PASSAGE:
RCAF FC ក្លឹបបាល់ទាត់កងយោធពលខេមរភូមិន្ទ
- Full name: Royal Cambodian Armed Forces Football Club
- Nicknames: The Army Hanuman
- Founded: 1982; 44 years ago, as Ministry of Defence
- Ground: RCAF Old Stadium
- Capacity: 8,000
- Chairman: Supachai Verapuchong
- Manager: Hor Sokheng
- Coach: Phea Sopheaktra
- League: Cambodian Premier League
- 2025–26: Cambodian Premier League, 9th of 11
| Home colours | Away colours |

= National Defense Ministry FC =

Association football club

Royal Cambodian Armed Forces Football Club (ក្លឹបបាល់ទាត់កងយោធពលខេមរភូមិន្ទ), also referred to as RCAF FC , is a professional football club based in Phnom Penh, Cambodia. The club competes in the Cambodian Premier League, the top tier of Cambodian football. Directly represented the Royal Cambodian Armed Forces, it is one of the oldest, most culturally significant, and most decorated institutions in the history of the domestic game.

[Dataset entries]
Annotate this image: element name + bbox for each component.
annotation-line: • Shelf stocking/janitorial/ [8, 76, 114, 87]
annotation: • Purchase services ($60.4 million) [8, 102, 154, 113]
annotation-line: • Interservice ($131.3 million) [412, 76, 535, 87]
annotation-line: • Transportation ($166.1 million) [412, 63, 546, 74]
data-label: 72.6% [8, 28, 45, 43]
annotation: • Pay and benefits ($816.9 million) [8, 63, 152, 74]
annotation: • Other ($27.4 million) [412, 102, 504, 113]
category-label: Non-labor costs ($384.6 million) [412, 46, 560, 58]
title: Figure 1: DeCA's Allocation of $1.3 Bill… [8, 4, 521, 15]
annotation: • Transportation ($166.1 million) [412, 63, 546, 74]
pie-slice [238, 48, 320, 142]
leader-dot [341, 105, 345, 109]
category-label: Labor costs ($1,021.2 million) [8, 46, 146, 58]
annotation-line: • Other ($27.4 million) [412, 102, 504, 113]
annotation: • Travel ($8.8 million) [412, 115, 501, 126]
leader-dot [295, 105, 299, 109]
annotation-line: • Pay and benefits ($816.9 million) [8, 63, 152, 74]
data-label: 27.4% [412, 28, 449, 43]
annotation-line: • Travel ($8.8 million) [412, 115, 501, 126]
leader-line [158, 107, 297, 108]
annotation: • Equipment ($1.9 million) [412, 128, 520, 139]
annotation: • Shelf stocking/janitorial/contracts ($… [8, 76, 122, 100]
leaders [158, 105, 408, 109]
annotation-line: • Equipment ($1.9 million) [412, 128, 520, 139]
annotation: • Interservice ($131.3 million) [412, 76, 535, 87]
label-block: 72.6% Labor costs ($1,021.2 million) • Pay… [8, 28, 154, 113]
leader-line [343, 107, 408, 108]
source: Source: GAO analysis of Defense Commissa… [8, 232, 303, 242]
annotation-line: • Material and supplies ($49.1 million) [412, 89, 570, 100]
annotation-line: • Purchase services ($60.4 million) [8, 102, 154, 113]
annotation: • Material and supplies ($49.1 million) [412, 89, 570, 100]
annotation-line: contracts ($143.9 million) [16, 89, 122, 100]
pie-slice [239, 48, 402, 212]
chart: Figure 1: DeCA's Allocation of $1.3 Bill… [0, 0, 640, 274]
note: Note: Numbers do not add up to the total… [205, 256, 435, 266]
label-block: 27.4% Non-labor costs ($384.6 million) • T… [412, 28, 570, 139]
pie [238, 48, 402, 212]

YOUR TASKS:
a) In the football club passage, what is the name of the club's home ground?
b) Copy the records exactly, beginning at their first line and stopping after the line that contains "data-label: 72.6% [8, 28, 45, 43]".

EXPECTED ANSWERS:
a) RCAF Old Stadium

b)
Annotate this image: element name + bbox for each component.
annotation-line: • Shelf stocking/janitorial/ [8, 76, 114, 87]
annotation: • Purchase services ($60.4 million) [8, 102, 154, 113]
annotation-line: • Interservice ($131.3 million) [412, 76, 535, 87]
annotation-line: • Transportation ($166.1 million) [412, 63, 546, 74]
data-label: 72.6% [8, 28, 45, 43]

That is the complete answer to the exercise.